Collected data
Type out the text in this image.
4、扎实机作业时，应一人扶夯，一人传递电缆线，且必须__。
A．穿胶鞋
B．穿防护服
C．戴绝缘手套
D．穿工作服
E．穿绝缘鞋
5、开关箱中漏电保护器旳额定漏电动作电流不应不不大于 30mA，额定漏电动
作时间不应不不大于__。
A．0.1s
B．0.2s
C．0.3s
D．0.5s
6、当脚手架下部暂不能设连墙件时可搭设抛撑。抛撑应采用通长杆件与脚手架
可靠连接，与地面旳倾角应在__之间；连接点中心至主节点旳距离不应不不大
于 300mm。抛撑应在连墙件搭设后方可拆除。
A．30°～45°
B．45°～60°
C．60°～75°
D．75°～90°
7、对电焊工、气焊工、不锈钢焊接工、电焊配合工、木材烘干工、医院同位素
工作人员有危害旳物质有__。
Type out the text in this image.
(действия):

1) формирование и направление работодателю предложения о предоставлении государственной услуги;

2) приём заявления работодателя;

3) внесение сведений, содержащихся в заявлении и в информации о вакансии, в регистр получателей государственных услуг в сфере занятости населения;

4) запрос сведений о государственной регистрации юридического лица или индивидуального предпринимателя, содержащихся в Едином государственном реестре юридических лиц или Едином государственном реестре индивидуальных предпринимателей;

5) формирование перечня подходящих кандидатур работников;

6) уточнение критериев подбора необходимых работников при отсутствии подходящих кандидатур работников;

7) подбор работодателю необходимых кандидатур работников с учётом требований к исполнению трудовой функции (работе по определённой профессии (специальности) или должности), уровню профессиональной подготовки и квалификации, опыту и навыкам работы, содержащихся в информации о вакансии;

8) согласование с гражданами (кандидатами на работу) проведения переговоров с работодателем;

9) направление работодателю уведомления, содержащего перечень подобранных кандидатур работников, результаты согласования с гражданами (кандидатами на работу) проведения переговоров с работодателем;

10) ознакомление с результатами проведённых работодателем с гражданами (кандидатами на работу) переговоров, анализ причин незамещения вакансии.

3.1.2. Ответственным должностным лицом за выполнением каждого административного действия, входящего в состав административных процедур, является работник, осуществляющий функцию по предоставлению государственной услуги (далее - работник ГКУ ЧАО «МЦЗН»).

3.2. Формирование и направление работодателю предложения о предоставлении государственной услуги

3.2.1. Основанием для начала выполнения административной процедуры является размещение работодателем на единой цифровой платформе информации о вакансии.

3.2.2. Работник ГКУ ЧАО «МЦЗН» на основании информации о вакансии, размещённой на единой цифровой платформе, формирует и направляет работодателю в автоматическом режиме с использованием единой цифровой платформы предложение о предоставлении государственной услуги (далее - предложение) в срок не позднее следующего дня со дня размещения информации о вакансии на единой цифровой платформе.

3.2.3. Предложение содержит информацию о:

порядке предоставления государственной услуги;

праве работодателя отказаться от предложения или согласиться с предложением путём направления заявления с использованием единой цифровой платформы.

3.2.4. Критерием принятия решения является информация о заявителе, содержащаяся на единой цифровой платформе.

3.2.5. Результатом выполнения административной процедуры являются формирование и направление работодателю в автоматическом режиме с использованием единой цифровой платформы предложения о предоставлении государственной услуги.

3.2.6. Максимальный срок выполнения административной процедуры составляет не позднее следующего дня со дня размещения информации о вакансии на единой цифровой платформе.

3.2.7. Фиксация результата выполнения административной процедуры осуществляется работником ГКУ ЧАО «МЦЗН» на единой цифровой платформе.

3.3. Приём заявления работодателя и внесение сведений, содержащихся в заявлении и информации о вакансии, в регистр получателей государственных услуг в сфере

### THE PROBLEM:
From the entries above, copy out every line where the string "внесение" appears.

### EXERCISE RESULT:
3) внесение сведений, содержащихся в заявлении и в информации о вакансии, в регистр получателей государственных услуг в сфере занятости населения;
3.3. Приём заявления работодателя и внесение сведений, содержащихся в заявлении и информации о вакансии, в регистр получателей государственных услуг в сфере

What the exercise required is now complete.